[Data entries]
—————
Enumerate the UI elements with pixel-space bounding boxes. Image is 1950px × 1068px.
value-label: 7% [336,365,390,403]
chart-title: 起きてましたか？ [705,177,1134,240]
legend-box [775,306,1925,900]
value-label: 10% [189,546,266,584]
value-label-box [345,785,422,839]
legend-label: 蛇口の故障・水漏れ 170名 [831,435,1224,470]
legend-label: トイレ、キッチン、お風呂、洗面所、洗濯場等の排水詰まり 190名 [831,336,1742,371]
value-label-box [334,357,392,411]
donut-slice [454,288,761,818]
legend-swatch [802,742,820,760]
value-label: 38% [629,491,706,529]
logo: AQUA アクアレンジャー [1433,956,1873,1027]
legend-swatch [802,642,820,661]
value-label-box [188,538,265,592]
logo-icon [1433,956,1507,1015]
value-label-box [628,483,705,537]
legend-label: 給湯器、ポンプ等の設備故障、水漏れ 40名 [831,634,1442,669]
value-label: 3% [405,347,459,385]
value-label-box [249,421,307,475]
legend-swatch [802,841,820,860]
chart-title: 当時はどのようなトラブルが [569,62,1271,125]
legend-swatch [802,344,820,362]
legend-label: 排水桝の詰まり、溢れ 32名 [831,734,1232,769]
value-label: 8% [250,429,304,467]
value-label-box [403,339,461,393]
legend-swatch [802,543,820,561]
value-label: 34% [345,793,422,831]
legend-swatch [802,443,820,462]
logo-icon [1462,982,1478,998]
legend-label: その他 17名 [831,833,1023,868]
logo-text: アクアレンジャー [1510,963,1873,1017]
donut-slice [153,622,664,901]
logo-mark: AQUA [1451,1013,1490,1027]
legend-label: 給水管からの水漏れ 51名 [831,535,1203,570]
—————
Exercise brief.
Can you reproduce every data entry above word for word, keeping each line unchanged and in its original order?

Complete answer.
Enumerate the UI elements with pixel-space bounding boxes. Image is 1950px × 1068px.
value-label: 7% [336,365,390,403]
chart-title: 起きてましたか？ [705,177,1134,240]
legend-box [775,306,1925,900]
value-label: 10% [189,546,266,584]
value-label-box [345,785,422,839]
legend-label: 蛇口の故障・水漏れ 170名 [831,435,1224,470]
legend-label: トイレ、キッチン、お風呂、洗面所、洗濯場等の排水詰まり 190名 [831,336,1742,371]
value-label-box [334,357,392,411]
donut-slice [454,288,761,818]
legend-swatch [802,742,820,760]
value-label: 38% [629,491,706,529]
logo: AQUA アクアレンジャー [1433,956,1873,1027]
legend-swatch [802,642,820,661]
value-label-box [188,538,265,592]
logo-icon [1433,956,1507,1015]
value-label-box [628,483,705,537]
legend-label: 給湯器、ポンプ等の設備故障、水漏れ 40名 [831,634,1442,669]
value-label: 3% [405,347,459,385]
value-label-box [249,421,307,475]
legend-swatch [802,841,820,860]
chart-title: 当時はどのようなトラブルが [569,62,1271,125]
legend-swatch [802,344,820,362]
legend-label: 排水桝の詰まり、溢れ 32名 [831,734,1232,769]
value-label: 8% [250,429,304,467]
value-label-box [403,339,461,393]
legend-swatch [802,543,820,561]
value-label: 34% [345,793,422,831]
legend-swatch [802,443,820,462]
logo-icon [1462,982,1478,998]
legend-label: その他 17名 [831,833,1023,868]
logo-text: アクアレンジャー [1510,963,1873,1017]
donut-slice [153,622,664,901]
logo-mark: AQUA [1451,1013,1490,1027]
legend-label: 給水管からの水漏れ 51名 [831,535,1203,570]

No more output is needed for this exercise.